#### Available records

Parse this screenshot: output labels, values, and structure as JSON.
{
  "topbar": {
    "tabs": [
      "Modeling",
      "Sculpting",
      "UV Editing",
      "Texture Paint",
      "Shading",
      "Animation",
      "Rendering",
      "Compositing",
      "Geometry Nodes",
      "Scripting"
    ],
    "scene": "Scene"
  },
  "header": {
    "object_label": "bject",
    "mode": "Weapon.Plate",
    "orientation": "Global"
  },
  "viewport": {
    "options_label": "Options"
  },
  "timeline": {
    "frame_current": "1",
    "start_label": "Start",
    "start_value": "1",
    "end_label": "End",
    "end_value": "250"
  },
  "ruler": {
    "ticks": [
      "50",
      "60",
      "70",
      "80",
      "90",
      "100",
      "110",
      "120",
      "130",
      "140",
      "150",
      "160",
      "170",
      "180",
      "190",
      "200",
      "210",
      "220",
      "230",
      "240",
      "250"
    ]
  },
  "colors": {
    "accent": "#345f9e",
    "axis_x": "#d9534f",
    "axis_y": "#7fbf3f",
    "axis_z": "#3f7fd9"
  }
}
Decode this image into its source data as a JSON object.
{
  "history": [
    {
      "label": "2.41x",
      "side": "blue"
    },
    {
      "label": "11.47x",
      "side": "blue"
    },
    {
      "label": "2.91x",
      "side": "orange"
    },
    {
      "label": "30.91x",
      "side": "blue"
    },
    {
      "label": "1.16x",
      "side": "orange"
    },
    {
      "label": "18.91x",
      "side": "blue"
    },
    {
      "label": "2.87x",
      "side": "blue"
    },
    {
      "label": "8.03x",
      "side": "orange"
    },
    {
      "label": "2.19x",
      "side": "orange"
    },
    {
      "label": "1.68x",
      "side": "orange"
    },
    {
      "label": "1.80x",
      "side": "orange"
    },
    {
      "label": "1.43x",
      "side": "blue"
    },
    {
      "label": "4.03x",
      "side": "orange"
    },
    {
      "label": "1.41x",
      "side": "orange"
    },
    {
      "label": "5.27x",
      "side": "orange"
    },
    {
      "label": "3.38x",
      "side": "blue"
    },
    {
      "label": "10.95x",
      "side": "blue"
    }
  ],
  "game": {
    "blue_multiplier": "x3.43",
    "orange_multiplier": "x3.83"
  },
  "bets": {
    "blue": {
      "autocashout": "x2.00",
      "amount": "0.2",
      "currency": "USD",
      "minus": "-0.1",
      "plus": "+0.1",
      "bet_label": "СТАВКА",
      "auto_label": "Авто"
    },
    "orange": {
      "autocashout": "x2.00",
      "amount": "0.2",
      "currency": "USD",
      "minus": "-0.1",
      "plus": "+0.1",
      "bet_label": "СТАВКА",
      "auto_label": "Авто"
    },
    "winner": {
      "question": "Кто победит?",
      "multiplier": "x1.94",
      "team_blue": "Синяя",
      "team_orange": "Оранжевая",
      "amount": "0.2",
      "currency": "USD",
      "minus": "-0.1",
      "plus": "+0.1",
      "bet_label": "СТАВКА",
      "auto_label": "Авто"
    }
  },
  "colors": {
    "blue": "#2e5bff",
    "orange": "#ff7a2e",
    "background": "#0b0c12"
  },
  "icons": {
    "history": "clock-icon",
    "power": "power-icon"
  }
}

########

- _Stated exercise_
The lines above should be duplicated exactly.

- _Complete answer_
Parse this screenshot: output labels, values, and structure as JSON.
{
  "topbar": {
    "tabs": [
      "Modeling",
      "Sculpting",
      "UV Editing",
      "Texture Paint",
      "Shading",
      "Animation",
      "Rendering",
      "Compositing",
      "Geometry Nodes",
      "Scripting"
    ],
    "scene": "Scene"
  },
  "header": {
    "object_label": "bject",
    "mode": "Weapon.Plate",
    "orientation": "Global"
  },
  "viewport": {
    "options_label": "Options"
  },
  "timeline": {
    "frame_current": "1",
    "start_label": "Start",
    "start_value": "1",
    "end_label": "End",
    "end_value": "250"
  },
  "ruler": {
    "ticks": [
      "50",
      "60",
      "70",
      "80",
      "90",
      "100",
      "110",
      "120",
      "130",
      "140",
      "150",
      "160",
      "170",
      "180",
      "190",
      "200",
      "210",
      "220",
      "230",
      "240",
      "250"
    ]
  },
  "colors": {
    "accent": "#345f9e",
    "axis_x": "#d9534f",
    "axis_y": "#7fbf3f",
    "axis_z": "#3f7fd9"
  }
}
Decode this image into its source data as a JSON object.
{
  "history": [
    {
      "label": "2.41x",
      "side": "blue"
    },
    {
      "label": "11.47x",
      "side": "blue"
    },
    {
      "label": "2.91x",
      "side": "orange"
    },
    {
      "label": "30.91x",
      "side": "blue"
    },
    {
      "label": "1.16x",
      "side": "orange"
    },
    {
      "label": "18.91x",
      "side": "blue"
    },
    {
      "label": "2.87x",
      "side": "blue"
    },
    {
      "label": "8.03x",
      "side": "orange"
    },
    {
      "label": "2.19x",
      "side": "orange"
    },
    {
      "label": "1.68x",
      "side": "orange"
    },
    {
      "label": "1.80x",
      "side": "orange"
    },
    {
      "label": "1.43x",
      "side": "blue"
    },
    {
      "label": "4.03x",
      "side": "orange"
    },
    {
      "label": "1.41x",
      "side": "orange"
    },
    {
      "label": "5.27x",
      "side": "orange"
    },
    {
      "label": "3.38x",
      "side": "blue"
    },
    {
      "label": "10.95x",
      "side": "blue"
    }
  ],
  "game": {
    "blue_multiplier": "x3.43",
    "orange_multiplier": "x3.83"
  },
  "bets": {
    "blue": {
      "autocashout": "x2.00",
      "amount": "0.2",
      "currency": "USD",
      "minus": "-0.1",
      "plus": "+0.1",
      "bet_label": "СТАВКА",
      "auto_label": "Авто"
    },
    "orange": {
      "autocashout": "x2.00",
      "amount": "0.2",
      "currency": "USD",
      "minus": "-0.1",
      "plus": "+0.1",
      "bet_label": "СТАВКА",
      "auto_label": "Авто"
    },
    "winner": {
      "question": "Кто победит?",
      "multiplier": "x1.94",
      "team_blue": "Синяя",
      "team_orange": "Оранжевая",
      "amount": "0.2",
      "currency": "USD",
      "minus": "-0.1",
      "plus": "+0.1",
      "bet_label": "СТАВКА",
      "auto_label": "Авто"
    }
  },
  "colors": {
    "blue": "#2e5bff",
    "orange": "#ff7a2e",
    "background": "#0b0c12"
  },
  "icons": {
    "history": "clock-icon",
    "power": "power-icon"
  }
}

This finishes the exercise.